• [Set exercise]
The data below should be printed in full, exactly, and without any of its images.

• [Material provided]

--------------------------------------------------

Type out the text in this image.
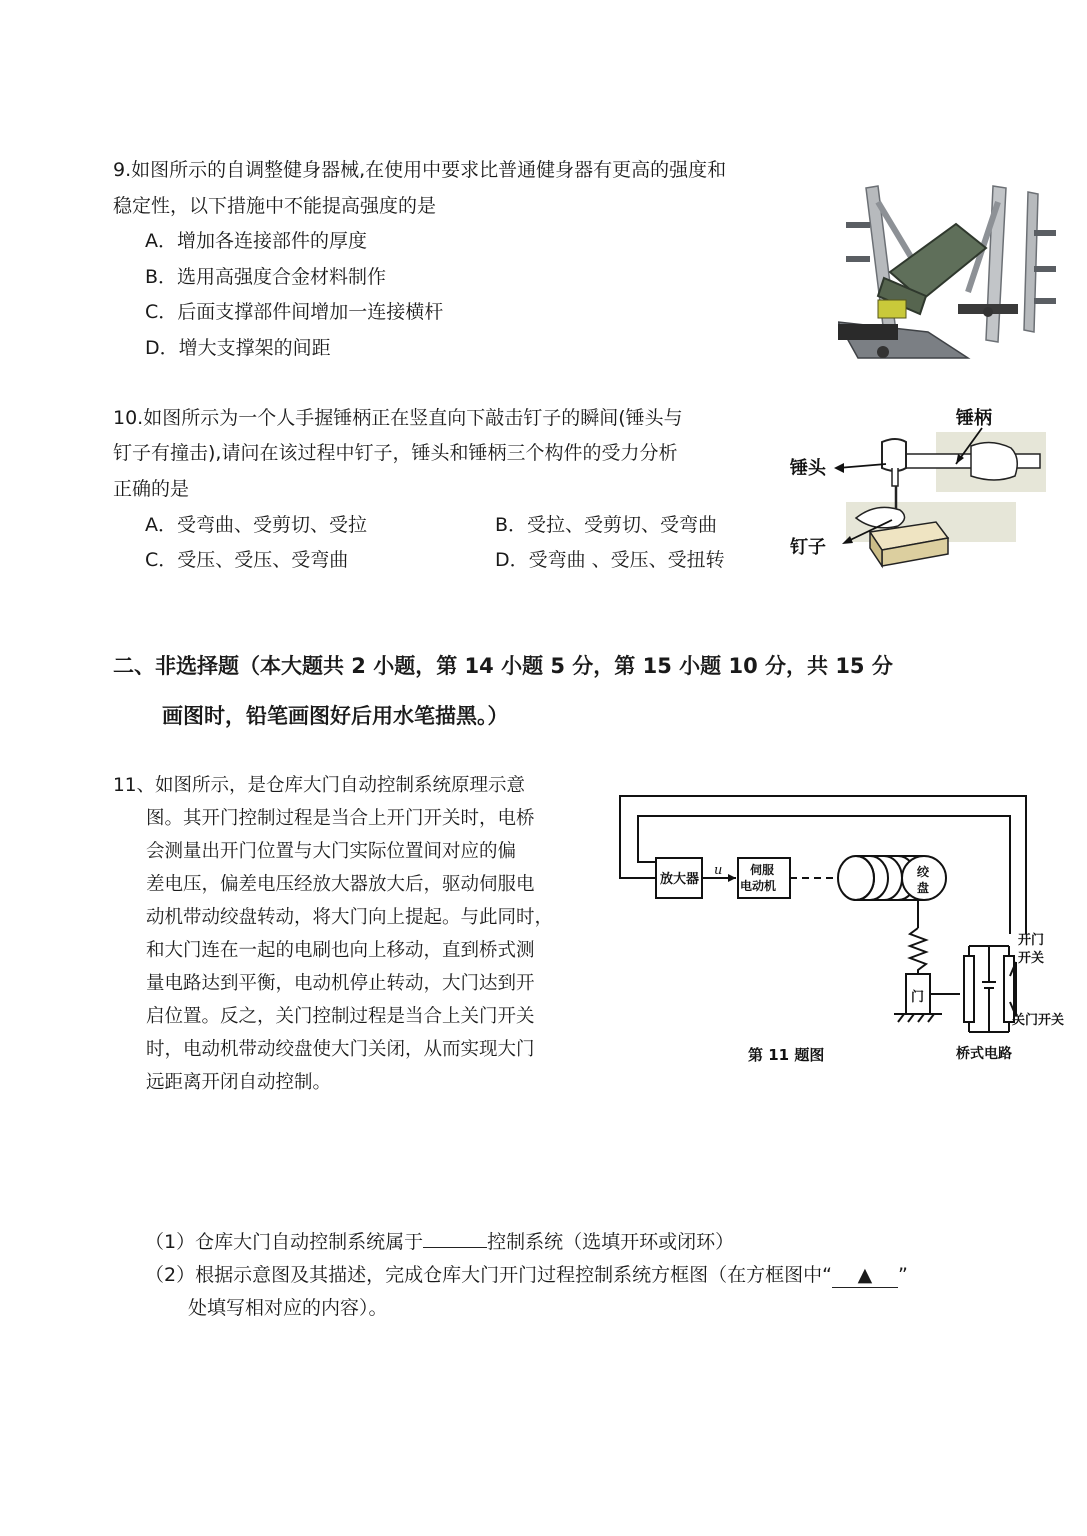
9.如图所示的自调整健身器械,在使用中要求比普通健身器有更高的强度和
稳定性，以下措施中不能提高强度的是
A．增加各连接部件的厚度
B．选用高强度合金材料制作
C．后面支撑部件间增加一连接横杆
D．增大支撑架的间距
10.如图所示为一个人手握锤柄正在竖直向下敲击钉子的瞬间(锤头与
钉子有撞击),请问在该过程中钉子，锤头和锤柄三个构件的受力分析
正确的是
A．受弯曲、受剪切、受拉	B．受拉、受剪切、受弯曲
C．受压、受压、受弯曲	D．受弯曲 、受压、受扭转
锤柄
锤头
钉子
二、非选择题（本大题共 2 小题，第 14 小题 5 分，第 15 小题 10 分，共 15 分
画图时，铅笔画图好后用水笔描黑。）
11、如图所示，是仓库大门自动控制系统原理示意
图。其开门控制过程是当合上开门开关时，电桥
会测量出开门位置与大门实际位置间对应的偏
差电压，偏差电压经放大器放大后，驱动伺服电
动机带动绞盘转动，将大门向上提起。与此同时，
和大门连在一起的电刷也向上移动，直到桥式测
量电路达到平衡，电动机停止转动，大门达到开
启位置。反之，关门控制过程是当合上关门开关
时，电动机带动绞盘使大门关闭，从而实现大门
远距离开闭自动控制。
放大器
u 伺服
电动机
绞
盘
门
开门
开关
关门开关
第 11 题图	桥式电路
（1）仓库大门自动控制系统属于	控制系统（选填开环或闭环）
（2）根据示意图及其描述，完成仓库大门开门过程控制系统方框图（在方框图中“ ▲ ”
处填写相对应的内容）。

--------------------------------------------------

• [Task response]
Type out the text in this image.
9.如图所示的自调整健身器械,在使用中要求比普通健身器有更高的强度和
稳定性，以下措施中不能提高强度的是
A．增加各连接部件的厚度
B．选用高强度合金材料制作
C．后面支撑部件间增加一连接横杆
D．增大支撑架的间距
10.如图所示为一个人手握锤柄正在竖直向下敲击钉子的瞬间(锤头与
钉子有撞击),请问在该过程中钉子，锤头和锤柄三个构件的受力分析
正确的是
A．受弯曲、受剪切、受拉	B．受拉、受剪切、受弯曲
C．受压、受压、受弯曲	D．受弯曲 、受压、受扭转
锤柄
锤头
钉子
二、非选择题（本大题共 2 小题，第 14 小题 5 分，第 15 小题 10 分，共 15 分
画图时，铅笔画图好后用水笔描黑。）
11、如图所示，是仓库大门自动控制系统原理示意
图。其开门控制过程是当合上开门开关时，电桥
会测量出开门位置与大门实际位置间对应的偏
差电压，偏差电压经放大器放大后，驱动伺服电
动机带动绞盘转动，将大门向上提起。与此同时，
和大门连在一起的电刷也向上移动，直到桥式测
量电路达到平衡，电动机停止转动，大门达到开
启位置。反之，关门控制过程是当合上关门开关
时，电动机带动绞盘使大门关闭，从而实现大门
远距离开闭自动控制。
放大器
u 伺服
电动机
绞
盘
门
开门
开关
关门开关
第 11 题图	桥式电路
（1）仓库大门自动控制系统属于	控制系统（选填开环或闭环）
（2）根据示意图及其描述，完成仓库大门开门过程控制系统方框图（在方框图中“ ▲ ”
处填写相对应的内容）。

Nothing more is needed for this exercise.